In the entries below, identify every line with the string "message" and copy it.

++++

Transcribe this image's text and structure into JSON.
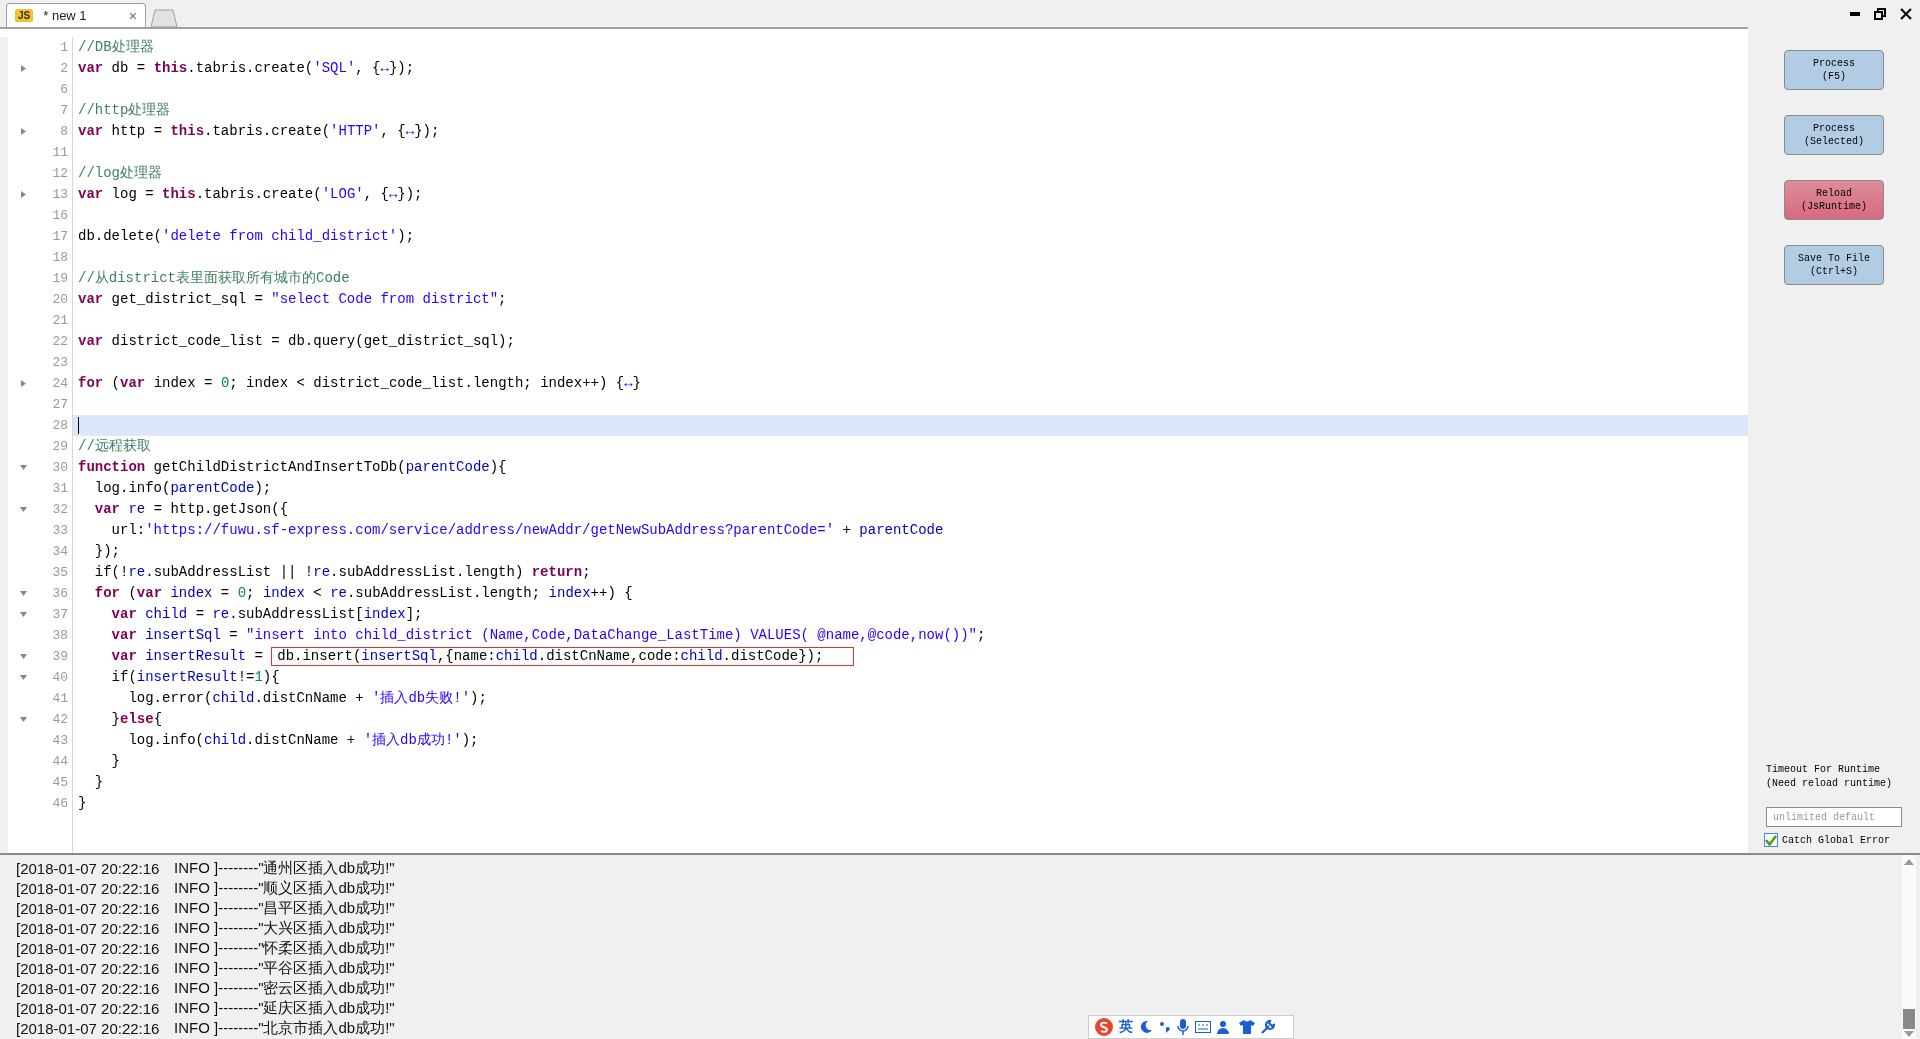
{
  "tabs": [
    {
      "icon_text": "JS",
      "title": "* new 1",
      "close": "×",
      "selected": true
    }
  ],
  "editor": {
    "lines": [
      {
        "number": "1",
        "current": false,
        "tokens": [
          {
            "kind": "comment",
            "text": "//DB处理器"
          }
        ]
      },
      {
        "number": "2",
        "current": false,
        "collapsed": true,
        "tokens": [
          {
            "kind": "kw",
            "text": "var"
          },
          {
            "kind": "plain",
            "text": " db = "
          },
          {
            "kind": "kw",
            "text": "this"
          },
          {
            "kind": "plain",
            "text": ".tabris.create("
          },
          {
            "kind": "str",
            "text": "'SQL'"
          },
          {
            "kind": "plain",
            "text": ", {"
          },
          {
            "kind": "fold",
            "text": "↔"
          },
          {
            "kind": "plain",
            "text": "});"
          }
        ]
      },
      {
        "number": "6",
        "current": false
      },
      {
        "number": "7",
        "current": false,
        "tokens": [
          {
            "kind": "comment",
            "text": "//http处理器"
          }
        ]
      },
      {
        "number": "8",
        "current": false,
        "collapsed": true,
        "tokens": [
          {
            "kind": "kw",
            "text": "var"
          },
          {
            "kind": "plain",
            "text": " http = "
          },
          {
            "kind": "kw",
            "text": "this"
          },
          {
            "kind": "plain",
            "text": ".tabris.create("
          },
          {
            "kind": "str",
            "text": "'HTTP'"
          },
          {
            "kind": "plain",
            "text": ", {"
          },
          {
            "kind": "fold",
            "text": "↔"
          },
          {
            "kind": "plain",
            "text": "});"
          }
        ]
      },
      {
        "number": "11",
        "current": false
      },
      {
        "number": "12",
        "current": false,
        "tokens": [
          {
            "kind": "comment",
            "text": "//log处理器"
          }
        ]
      },
      {
        "number": "13",
        "current": false,
        "collapsed": true,
        "tokens": [
          {
            "kind": "kw",
            "text": "var"
          },
          {
            "kind": "plain",
            "text": " log = "
          },
          {
            "kind": "kw",
            "text": "this"
          },
          {
            "kind": "plain",
            "text": ".tabris.create("
          },
          {
            "kind": "str",
            "text": "'LOG'"
          },
          {
            "kind": "plain",
            "text": ", {"
          },
          {
            "kind": "fold",
            "text": "↔"
          },
          {
            "kind": "plain",
            "text": "});"
          }
        ]
      },
      {
        "number": "16",
        "current": false
      },
      {
        "number": "17",
        "current": false,
        "tokens": [
          {
            "kind": "plain",
            "text": "db.delete("
          },
          {
            "kind": "str",
            "text": "'delete from child_district'"
          },
          {
            "kind": "plain",
            "text": ");"
          }
        ]
      },
      {
        "number": "18",
        "current": false
      },
      {
        "number": "19",
        "current": false,
        "tokens": [
          {
            "kind": "comment",
            "text": "//从district表里面获取所有城市的Code"
          }
        ]
      },
      {
        "number": "20",
        "current": false,
        "tokens": [
          {
            "kind": "kw",
            "text": "var"
          },
          {
            "kind": "plain",
            "text": " get_district_sql = "
          },
          {
            "kind": "str",
            "text": "\"select Code from district\""
          },
          {
            "kind": "plain",
            "text": ";"
          }
        ]
      },
      {
        "number": "21",
        "current": false
      },
      {
        "number": "22",
        "current": false,
        "tokens": [
          {
            "kind": "kw",
            "text": "var"
          },
          {
            "kind": "plain",
            "text": " district_code_list = db.query(get_district_sql);"
          }
        ]
      },
      {
        "number": "23",
        "current": false
      },
      {
        "number": "24",
        "current": false,
        "collapsed": true,
        "tokens": [
          {
            "kind": "kw",
            "text": "for"
          },
          {
            "kind": "plain",
            "text": " ("
          },
          {
            "kind": "kw",
            "text": "var"
          },
          {
            "kind": "plain",
            "text": " index = "
          },
          {
            "kind": "num",
            "text": "0"
          },
          {
            "kind": "plain",
            "text": "; index < district_code_list.length; index++) {"
          },
          {
            "kind": "fold",
            "text": "↔"
          },
          {
            "kind": "plain",
            "text": "}"
          }
        ]
      },
      {
        "number": "27",
        "current": false
      },
      {
        "number": "28",
        "current": true
      },
      {
        "number": "29",
        "current": false,
        "tokens": [
          {
            "kind": "comment",
            "text": "//远程获取"
          }
        ]
      },
      {
        "number": "30",
        "current": false,
        "collapsed": false,
        "tokens": [
          {
            "kind": "kw",
            "text": "function"
          },
          {
            "kind": "plain",
            "text": " getChildDistrictAndInsertToDb("
          },
          {
            "kind": "var",
            "text": "parentCode"
          },
          {
            "kind": "plain",
            "text": "){"
          }
        ]
      },
      {
        "number": "31",
        "current": false,
        "tokens": [
          {
            "kind": "plain",
            "text": "  log.info("
          },
          {
            "kind": "var",
            "text": "parentCode"
          },
          {
            "kind": "plain",
            "text": ");"
          }
        ]
      },
      {
        "number": "32",
        "current": false,
        "collapsed": false,
        "tokens": [
          {
            "kind": "kw",
            "text": "  var "
          },
          {
            "kind": "var",
            "text": "re"
          },
          {
            "kind": "plain",
            "text": " = http.getJson({"
          }
        ]
      },
      {
        "number": "33",
        "current": false,
        "tokens": [
          {
            "kind": "plain",
            "text": "    url:"
          },
          {
            "kind": "str",
            "text": "'https://fuwu.sf-express.com/service/address/newAddr/getNewSubAddress?parentCode='"
          },
          {
            "kind": "plain",
            "text": " + "
          },
          {
            "kind": "var",
            "text": "parentCode"
          }
        ]
      },
      {
        "number": "34",
        "current": false,
        "tokens": [
          {
            "kind": "plain",
            "text": "  });"
          }
        ]
      },
      {
        "number": "35",
        "current": false,
        "tokens": [
          {
            "kind": "plain",
            "text": "  if(!"
          },
          {
            "kind": "var",
            "text": "re"
          },
          {
            "kind": "plain",
            "text": ".subAddressList || !"
          },
          {
            "kind": "var",
            "text": "re"
          },
          {
            "kind": "plain",
            "text": ".subAddressList.length) "
          },
          {
            "kind": "kw",
            "text": "return"
          },
          {
            "kind": "plain",
            "text": ";"
          }
        ]
      },
      {
        "number": "36",
        "current": false,
        "collapsed": false,
        "tokens": [
          {
            "kind": "kw",
            "text": "  for"
          },
          {
            "kind": "plain",
            "text": " ("
          },
          {
            "kind": "kw",
            "text": "var "
          },
          {
            "kind": "var",
            "text": "index"
          },
          {
            "kind": "plain",
            "text": " = "
          },
          {
            "kind": "num",
            "text": "0"
          },
          {
            "kind": "plain",
            "text": "; "
          },
          {
            "kind": "var",
            "text": "index"
          },
          {
            "kind": "plain",
            "text": " < "
          },
          {
            "kind": "var",
            "text": "re"
          },
          {
            "kind": "plain",
            "text": ".subAddressList.length; "
          },
          {
            "kind": "var",
            "text": "index"
          },
          {
            "kind": "plain",
            "text": "++) {"
          }
        ]
      },
      {
        "number": "37",
        "current": false,
        "collapsed": false,
        "tokens": [
          {
            "kind": "kw",
            "text": "    var "
          },
          {
            "kind": "var",
            "text": "child"
          },
          {
            "kind": "plain",
            "text": " = "
          },
          {
            "kind": "var",
            "text": "re"
          },
          {
            "kind": "plain",
            "text": ".subAddressList["
          },
          {
            "kind": "var",
            "text": "index"
          },
          {
            "kind": "plain",
            "text": "];"
          }
        ]
      },
      {
        "number": "38",
        "current": false,
        "tokens": [
          {
            "kind": "kw",
            "text": "    var "
          },
          {
            "kind": "var",
            "text": "insertSql"
          },
          {
            "kind": "plain",
            "text": " = "
          },
          {
            "kind": "str",
            "text": "\"insert into child_district (Name,Code,DataChange_LastTime) VALUES( @name,@code,now())\""
          },
          {
            "kind": "plain",
            "text": ";"
          }
        ]
      },
      {
        "number": "39",
        "current": false,
        "collapsed": false,
        "tokens": [
          {
            "kind": "kw",
            "text": "    var "
          },
          {
            "kind": "var",
            "text": "insertResult"
          },
          {
            "kind": "plain",
            "text": " = "
          },
          {
            "kind": "group",
            "boxed": true,
            "tokens": [
              {
                "kind": "plain",
                "text": "db.insert("
              },
              {
                "kind": "var",
                "text": "insertSql"
              },
              {
                "kind": "plain",
                "text": ",{name:"
              },
              {
                "kind": "var",
                "text": "child"
              },
              {
                "kind": "plain",
                "text": ".distCnName,code:"
              },
              {
                "kind": "var",
                "text": "child"
              },
              {
                "kind": "plain",
                "text": ".distCode});"
              }
            ]
          }
        ]
      },
      {
        "number": "40",
        "current": false,
        "collapsed": false,
        "tokens": [
          {
            "kind": "plain",
            "text": "    if("
          },
          {
            "kind": "var",
            "text": "insertResult"
          },
          {
            "kind": "plain",
            "text": "!="
          },
          {
            "kind": "num",
            "text": "1"
          },
          {
            "kind": "plain",
            "text": "){"
          }
        ]
      },
      {
        "number": "41",
        "current": false,
        "tokens": [
          {
            "kind": "plain",
            "text": "      log.error("
          },
          {
            "kind": "var",
            "text": "child"
          },
          {
            "kind": "plain",
            "text": ".distCnName + "
          },
          {
            "kind": "str",
            "text": "'插入db失败!'"
          },
          {
            "kind": "plain",
            "text": ");"
          }
        ]
      },
      {
        "number": "42",
        "current": false,
        "collapsed": false,
        "tokens": [
          {
            "kind": "plain",
            "text": "    }"
          },
          {
            "kind": "kw",
            "text": "else"
          },
          {
            "kind": "plain",
            "text": "{"
          }
        ]
      },
      {
        "number": "43",
        "current": false,
        "tokens": [
          {
            "kind": "plain",
            "text": "      log.info("
          },
          {
            "kind": "var",
            "text": "child"
          },
          {
            "kind": "plain",
            "text": ".distCnName + "
          },
          {
            "kind": "str",
            "text": "'插入db成功!'"
          },
          {
            "kind": "plain",
            "text": ");"
          }
        ]
      },
      {
        "number": "44",
        "current": false,
        "tokens": [
          {
            "kind": "plain",
            "text": "    }"
          }
        ]
      },
      {
        "number": "45",
        "current": false,
        "tokens": [
          {
            "kind": "plain",
            "text": "  }"
          }
        ]
      },
      {
        "number": "46",
        "current": false,
        "tokens": [
          {
            "kind": "plain",
            "text": "}"
          }
        ]
      }
    ]
  },
  "side_panel": {
    "buttons": [
      {
        "lines": [
          "Process",
          "(F5)"
        ],
        "kind": "normal"
      },
      {
        "lines": [
          "Process",
          "(Selected)"
        ],
        "kind": "normal"
      },
      {
        "lines": [
          "Reload",
          "(JsRuntime)"
        ],
        "kind": "warning"
      },
      {
        "lines": [
          "Save To File",
          "(Ctrl+S)"
        ],
        "kind": "normal"
      }
    ],
    "timeout_label": [
      "Timeout For Runtime",
      "(Need reload runtime)"
    ],
    "timeout_field": {
      "placeholder": "unlimited default"
    },
    "catch_error": {
      "label": "Catch Global Error",
      "checked": true
    }
  },
  "log": [
    {
      "time": "[2018-01-07 20:22:16",
      "message": "INFO ]--------\"通州区插入db成功!\""
    },
    {
      "time": "[2018-01-07 20:22:16",
      "message": "INFO ]--------\"顺义区插入db成功!\""
    },
    {
      "time": "[2018-01-07 20:22:16",
      "message": "INFO ]--------\"昌平区插入db成功!\""
    },
    {
      "time": "[2018-01-07 20:22:16",
      "message": "INFO ]--------\"大兴区插入db成功!\""
    },
    {
      "time": "[2018-01-07 20:22:16",
      "message": "INFO ]--------\"怀柔区插入db成功!\""
    },
    {
      "time": "[2018-01-07 20:22:16",
      "message": "INFO ]--------\"平谷区插入db成功!\""
    },
    {
      "time": "[2018-01-07 20:22:16",
      "message": "INFO ]--------\"密云区插入db成功!\""
    },
    {
      "time": "[2018-01-07 20:22:16",
      "message": "INFO ]--------\"延庆区插入db成功!\""
    },
    {
      "time": "[2018-01-07 20:22:16",
      "message": "INFO ]--------\"北京市插入db成功!\""
    }
  ],
  "ime_bar": {
    "language": "英"
  }
}
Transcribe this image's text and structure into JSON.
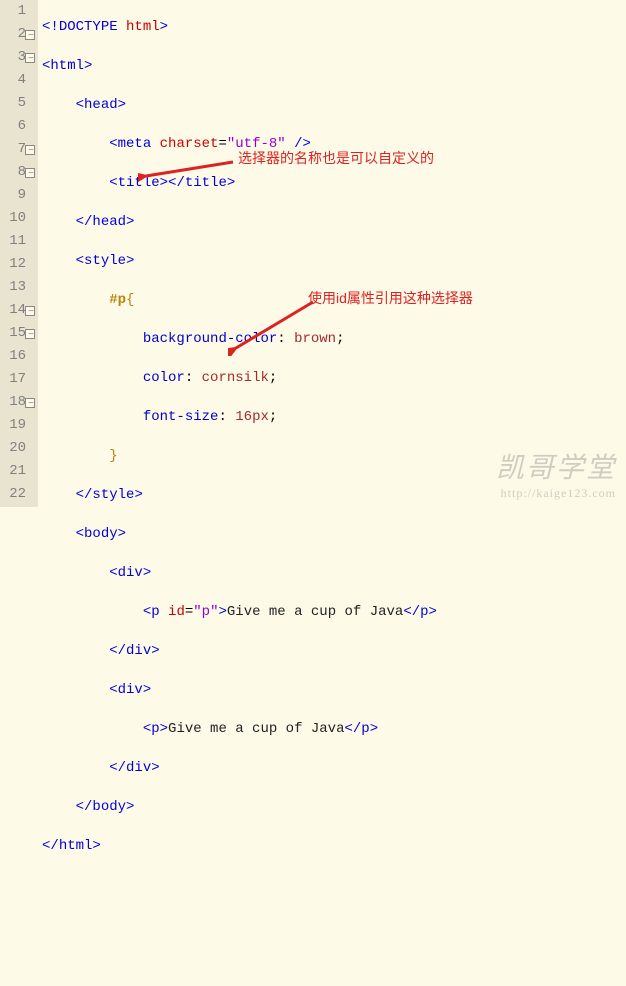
{
  "watermark": {
    "text": "凯哥学堂",
    "url": "http://kaige123.com"
  },
  "annotations": {
    "top": "选择器的名称也是可以自定义的",
    "bottom": "使用id属性引用这种选择器"
  },
  "gutter": [
    "1",
    "2",
    "3",
    "4",
    "5",
    "6",
    "7",
    "8",
    "9",
    "10",
    "11",
    "12",
    "13",
    "14",
    "15",
    "16",
    "17",
    "18",
    "19",
    "20",
    "21",
    "22"
  ],
  "code": {
    "l1": {
      "t1": "<!",
      "t2": "DOCTYPE",
      "sp": " ",
      "t3": "html",
      "t4": ">"
    },
    "l2": {
      "t1": "<",
      "t2": "html",
      "t3": ">"
    },
    "l3": {
      "pad": "    ",
      "t1": "<",
      "t2": "head",
      "t3": ">"
    },
    "l4": {
      "pad": "        ",
      "t1": "<",
      "t2": "meta",
      "sp": " ",
      "a1": "charset",
      "eq": "=",
      "q": "\"",
      "v1": "utf-8",
      "t3": " />"
    },
    "l5": {
      "pad": "        ",
      "t1": "<",
      "t2": "title",
      "t3": "></",
      "t4": "title",
      "t5": ">"
    },
    "l6": {
      "pad": "    ",
      "t1": "</",
      "t2": "head",
      "t3": ">"
    },
    "l7": {
      "pad": "    ",
      "t1": "<",
      "t2": "style",
      "t3": ">"
    },
    "l8": {
      "pad": "        ",
      "sel": "#p",
      "br": "{"
    },
    "l9": {
      "pad": "            ",
      "p": "background-color",
      "c": ": ",
      "v": "brown",
      "s": ";"
    },
    "l10": {
      "pad": "            ",
      "p": "color",
      "c": ": ",
      "v": "cornsilk",
      "s": ";"
    },
    "l11": {
      "pad": "            ",
      "p": "font-size",
      "c": ": ",
      "v": "16px",
      "s": ";"
    },
    "l12": {
      "pad": "        ",
      "br": "}"
    },
    "l13": {
      "pad": "    ",
      "t1": "</",
      "t2": "style",
      "t3": ">"
    },
    "l14": {
      "pad": "    ",
      "t1": "<",
      "t2": "body",
      "t3": ">"
    },
    "l15": {
      "pad": "        ",
      "t1": "<",
      "t2": "div",
      "t3": ">"
    },
    "l16": {
      "pad": "            ",
      "t1": "<",
      "t2": "p",
      "sp": " ",
      "a1": "id",
      "eq": "=",
      "q": "\"",
      "v1": "p",
      "t3": ">",
      "txt": "Give me a cup of Java",
      "t4": "</",
      "t5": "p",
      "t6": ">"
    },
    "l17": {
      "pad": "        ",
      "t1": "</",
      "t2": "div",
      "t3": ">"
    },
    "l18": {
      "pad": "        ",
      "t1": "<",
      "t2": "div",
      "t3": ">"
    },
    "l19": {
      "pad": "            ",
      "t1": "<",
      "t2": "p",
      "t3": ">",
      "txt": "Give me a cup of Java",
      "t4": "</",
      "t5": "p",
      "t6": ">"
    },
    "l20": {
      "pad": "        ",
      "t1": "</",
      "t2": "div",
      "t3": ">"
    },
    "l21": {
      "pad": "    ",
      "t1": "</",
      "t2": "body",
      "t3": ">"
    },
    "l22": {
      "t1": "</",
      "t2": "html",
      "t3": ">"
    }
  }
}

++++

_Exercise answer_.
      "message": "INFO ]--------\"通州区插入db成功!\""
      "message": "INFO ]--------\"顺义区插入db成功!\""
      "message": "INFO ]--------\"昌平区插入db成功!\""
      "message": "INFO ]--------\"大兴区插入db成功!\""
      "message": "INFO ]--------\"怀柔区插入db成功!\""
      "message": "INFO ]--------\"平谷区插入db成功!\""
      "message": "INFO ]--------\"密云区插入db成功!\""
      "message": "INFO ]--------\"延庆区插入db成功!\""
      "message": "INFO ]--------\"北京市插入db成功!\""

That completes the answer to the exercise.